Supplied entries ▸
--- --- ---
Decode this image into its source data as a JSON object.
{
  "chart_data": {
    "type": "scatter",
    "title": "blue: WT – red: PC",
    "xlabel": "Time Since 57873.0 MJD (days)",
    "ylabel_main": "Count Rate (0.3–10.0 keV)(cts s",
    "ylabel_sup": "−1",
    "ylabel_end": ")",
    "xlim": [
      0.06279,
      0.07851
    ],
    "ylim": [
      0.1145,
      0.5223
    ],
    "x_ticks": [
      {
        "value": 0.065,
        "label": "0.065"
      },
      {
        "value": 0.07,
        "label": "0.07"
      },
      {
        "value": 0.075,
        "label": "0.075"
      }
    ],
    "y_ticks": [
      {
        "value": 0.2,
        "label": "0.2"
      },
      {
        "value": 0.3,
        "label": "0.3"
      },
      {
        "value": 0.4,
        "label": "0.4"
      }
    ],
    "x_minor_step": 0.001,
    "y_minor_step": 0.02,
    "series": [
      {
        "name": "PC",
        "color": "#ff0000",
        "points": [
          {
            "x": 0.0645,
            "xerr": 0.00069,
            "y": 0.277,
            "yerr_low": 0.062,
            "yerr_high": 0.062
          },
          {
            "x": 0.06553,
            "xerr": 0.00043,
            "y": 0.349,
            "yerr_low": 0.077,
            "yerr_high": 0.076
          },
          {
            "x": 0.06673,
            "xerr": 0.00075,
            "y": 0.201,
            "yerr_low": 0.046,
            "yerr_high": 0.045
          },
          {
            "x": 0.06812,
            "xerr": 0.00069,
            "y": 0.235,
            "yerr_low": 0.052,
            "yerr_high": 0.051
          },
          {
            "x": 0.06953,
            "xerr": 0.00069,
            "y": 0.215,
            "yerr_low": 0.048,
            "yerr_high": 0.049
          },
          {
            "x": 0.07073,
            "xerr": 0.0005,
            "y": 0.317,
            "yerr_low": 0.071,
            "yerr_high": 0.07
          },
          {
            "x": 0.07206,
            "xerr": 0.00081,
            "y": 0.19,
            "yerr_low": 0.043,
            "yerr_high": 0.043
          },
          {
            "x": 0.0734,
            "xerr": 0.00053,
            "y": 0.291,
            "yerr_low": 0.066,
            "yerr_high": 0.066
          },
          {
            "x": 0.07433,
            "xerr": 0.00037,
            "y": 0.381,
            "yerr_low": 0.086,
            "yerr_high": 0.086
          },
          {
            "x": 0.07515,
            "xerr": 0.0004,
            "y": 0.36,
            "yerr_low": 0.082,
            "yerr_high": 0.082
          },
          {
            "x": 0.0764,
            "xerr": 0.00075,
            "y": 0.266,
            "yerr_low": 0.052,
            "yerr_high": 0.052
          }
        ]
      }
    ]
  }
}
--- --- ---
Problem requirements ▸ Provide the count, and nothing else, of lines in the data above where the word "xerr" occurs.

Response to the task ▸ 11